■ **Brano di testo**:

··········

Dopo la seconda metà dell’800, si entra in un nuovo rilancio
mariano con:
1) apparizioni di La Salette e di Loudes;
2) devozione del rosario;
3) inizio dei pellegrinaggi di moderni e di massa;
4) ondata di congressi mariani internazionali;
5) fondazione di tante congregazioni femminili di ispirazione
mariana.
L’uso politico del santuario segna la cesura più rilevante rispetto al
culto mariano precedente: i santuari diventano luoghi completi e
simbolici della conflittualità tra religione cattolica e i diversi culti
civili.
Infine, influiscono le trasformazioni materiali, i trasporti e le
modificazioni urbanistiche, che cambiano il volto dei pellegrinaggi e
dei santuari, grazie alla maggiore facilità d’ingresso e una diversa
esperienza di viaggio.
Loreto e il movimento cattolico leonino
Loreto è il santuario che, tra i tanti primati, si aggiudica anche
quello della politica, nello sforzo mai completamente riuscito di
diventare santuario nazionale, risultato invece ottenuto in Francia
da Lourdes.
A metà dell’800 Loreto stava diventando un punto di riferimento per
quel nuovo movimento cattolico leonino che cominciava a
tradursi nelle società di mutuo soccorso, casse rurali, patronati e
leghe operarie. Non solo Loreto, ma molti santuari del Nord,
cominciavano a diventare luogo di aggregazione della nuova
presenza delle masse cattoliche.
Da sponde cattolico liberali venivano avanzate critiche alle possibili
derive superstiziose in nome di una fede più sobria e interiore. Le
manifestazioni esibite nell’uso pubblico del sacro che dividevano i
cattolici, entravano in diretta concorrenza con i riti civili.
Le celebrazioni indette nel 1894 per ricordare il sesto centenario
dell’inizio del culto mariano a Loreto sollecitarono un riesame della
sua storia. I protagonisti furono:
1) Ulisse Chevalier;
2) Ilario Rinieri.
Alla fine del secolo si appianò la situazione con le autorità civili; un
decreto regio del 22 dicembre 1861 poneva l’istituto della santa
casa sotto la protezione del re, vigilato dal ministero di grazia,
giustizia e culti; poi venne riconosciuto come ente civile. Dopo il
passaggio dalla santa casa al regno d’Italia, la nuova
amministrazione lamentò uno stato d’abbandono del santuario. La
responsabilità era papale e venne quindi istituita una commissione
comune per ripristinare le strutture primitive della Chiesa.
I santuari meridionali. La Madonna di Pompei
Nel sud Italia, la crisi dei santuari era legata alla soppressione
delle case religiose. La ripresa ci sarà solo alla fine del secolo,
quando sarà ripristinata la presenza degli ordini religiosi. La
frammentazione e la generale arretratezza del meridione, la
mancanza di un laicato tendente a uniformare i santuari e un
progetto di militanza politica, fece si che le istituzioni religiose del
sud non partecipassero alla nazionalizzazione dei culti de nuovo
stato.

··········

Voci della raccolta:
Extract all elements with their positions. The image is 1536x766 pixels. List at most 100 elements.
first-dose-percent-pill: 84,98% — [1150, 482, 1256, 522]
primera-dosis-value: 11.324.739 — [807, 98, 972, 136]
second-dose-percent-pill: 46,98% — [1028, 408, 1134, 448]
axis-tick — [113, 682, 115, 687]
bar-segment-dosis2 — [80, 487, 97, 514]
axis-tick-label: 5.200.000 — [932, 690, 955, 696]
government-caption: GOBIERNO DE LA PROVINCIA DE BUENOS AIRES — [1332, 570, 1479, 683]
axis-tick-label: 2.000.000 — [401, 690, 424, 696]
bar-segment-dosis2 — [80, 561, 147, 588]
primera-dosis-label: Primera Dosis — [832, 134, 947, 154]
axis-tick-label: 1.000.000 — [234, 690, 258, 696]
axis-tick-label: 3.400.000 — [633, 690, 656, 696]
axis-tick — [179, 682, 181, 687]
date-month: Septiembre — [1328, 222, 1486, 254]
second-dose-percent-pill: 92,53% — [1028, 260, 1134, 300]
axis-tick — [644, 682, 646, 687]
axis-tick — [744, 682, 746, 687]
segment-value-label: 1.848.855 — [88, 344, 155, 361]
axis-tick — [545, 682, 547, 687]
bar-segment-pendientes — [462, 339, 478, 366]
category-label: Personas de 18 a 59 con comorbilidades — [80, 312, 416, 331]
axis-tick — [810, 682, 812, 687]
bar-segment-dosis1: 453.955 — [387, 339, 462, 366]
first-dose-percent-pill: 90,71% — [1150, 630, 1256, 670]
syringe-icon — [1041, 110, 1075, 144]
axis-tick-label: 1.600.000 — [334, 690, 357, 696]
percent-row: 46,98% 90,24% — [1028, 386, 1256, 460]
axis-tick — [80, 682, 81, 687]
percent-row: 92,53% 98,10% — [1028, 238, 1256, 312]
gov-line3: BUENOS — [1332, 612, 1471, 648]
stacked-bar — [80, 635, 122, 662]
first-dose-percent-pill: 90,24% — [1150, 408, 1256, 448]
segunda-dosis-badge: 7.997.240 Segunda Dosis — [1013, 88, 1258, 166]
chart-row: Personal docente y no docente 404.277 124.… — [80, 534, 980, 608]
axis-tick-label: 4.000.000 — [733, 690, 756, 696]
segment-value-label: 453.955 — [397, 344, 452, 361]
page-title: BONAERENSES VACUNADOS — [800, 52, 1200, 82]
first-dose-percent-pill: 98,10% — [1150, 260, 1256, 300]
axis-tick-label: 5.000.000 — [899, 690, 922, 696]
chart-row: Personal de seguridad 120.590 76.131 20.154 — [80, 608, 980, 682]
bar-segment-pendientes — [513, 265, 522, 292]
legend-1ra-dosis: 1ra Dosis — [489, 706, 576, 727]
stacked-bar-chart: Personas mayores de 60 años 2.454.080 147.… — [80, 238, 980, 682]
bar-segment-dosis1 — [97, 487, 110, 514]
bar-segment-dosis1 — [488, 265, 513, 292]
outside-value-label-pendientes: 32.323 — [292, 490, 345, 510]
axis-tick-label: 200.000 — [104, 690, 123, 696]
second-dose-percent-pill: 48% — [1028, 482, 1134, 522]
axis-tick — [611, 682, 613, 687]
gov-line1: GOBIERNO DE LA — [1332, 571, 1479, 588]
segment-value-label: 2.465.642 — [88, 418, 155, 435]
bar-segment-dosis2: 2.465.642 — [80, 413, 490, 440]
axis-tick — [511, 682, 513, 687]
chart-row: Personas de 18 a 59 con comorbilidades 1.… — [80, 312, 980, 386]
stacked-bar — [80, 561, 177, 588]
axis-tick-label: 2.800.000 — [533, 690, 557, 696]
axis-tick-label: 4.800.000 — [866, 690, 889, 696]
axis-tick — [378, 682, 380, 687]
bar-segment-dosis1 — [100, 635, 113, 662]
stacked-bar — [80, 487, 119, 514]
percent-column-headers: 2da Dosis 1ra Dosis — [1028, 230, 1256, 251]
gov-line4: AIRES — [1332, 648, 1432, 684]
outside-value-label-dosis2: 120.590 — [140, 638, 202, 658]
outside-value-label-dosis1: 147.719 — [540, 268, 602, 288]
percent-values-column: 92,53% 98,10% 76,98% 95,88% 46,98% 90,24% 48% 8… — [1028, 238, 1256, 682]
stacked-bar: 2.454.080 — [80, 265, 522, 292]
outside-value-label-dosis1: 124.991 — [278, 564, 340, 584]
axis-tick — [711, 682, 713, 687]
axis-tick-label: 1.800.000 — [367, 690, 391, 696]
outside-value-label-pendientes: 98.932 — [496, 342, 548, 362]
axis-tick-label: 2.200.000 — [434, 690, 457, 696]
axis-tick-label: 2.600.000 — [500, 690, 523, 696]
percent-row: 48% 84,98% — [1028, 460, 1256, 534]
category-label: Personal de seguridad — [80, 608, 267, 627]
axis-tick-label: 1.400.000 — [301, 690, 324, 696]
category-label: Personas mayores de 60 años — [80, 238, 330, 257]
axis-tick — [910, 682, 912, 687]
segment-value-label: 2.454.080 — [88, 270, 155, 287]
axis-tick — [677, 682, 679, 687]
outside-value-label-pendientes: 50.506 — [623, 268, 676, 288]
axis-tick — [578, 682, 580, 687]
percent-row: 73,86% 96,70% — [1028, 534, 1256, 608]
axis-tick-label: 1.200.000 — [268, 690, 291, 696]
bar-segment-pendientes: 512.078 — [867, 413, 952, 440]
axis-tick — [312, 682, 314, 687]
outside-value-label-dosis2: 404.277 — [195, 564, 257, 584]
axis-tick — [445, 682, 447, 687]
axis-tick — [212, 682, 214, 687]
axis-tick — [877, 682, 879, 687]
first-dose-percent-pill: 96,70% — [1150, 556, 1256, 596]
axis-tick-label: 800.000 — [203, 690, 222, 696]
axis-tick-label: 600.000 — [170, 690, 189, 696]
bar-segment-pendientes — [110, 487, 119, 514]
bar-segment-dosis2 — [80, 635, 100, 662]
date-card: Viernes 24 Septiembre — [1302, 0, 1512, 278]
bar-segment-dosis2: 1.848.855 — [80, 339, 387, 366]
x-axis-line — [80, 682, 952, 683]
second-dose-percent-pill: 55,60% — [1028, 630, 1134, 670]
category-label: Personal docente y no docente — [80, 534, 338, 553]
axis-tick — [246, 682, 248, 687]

··········

■ **Azione richiesta**: Riporta senza modifiche la parte del brano sui santuari mariani che comincia con "A metà dell’800 Loreto" e prosegue fino a "delle masse cattoliche.".

■ **Risposta scritta**:
A metà dell’800 Loreto stava diventando un punto di riferimento per
quel nuovo movimento cattolico leonino che cominciava a
tradursi nelle società di mutuo soccorso, casse rurali, patronati e
leghe operarie. Non solo Loreto, ma molti santuari del Nord,
cominciavano a diventare luogo di aggregazione della nuova
presenza delle masse cattoliche.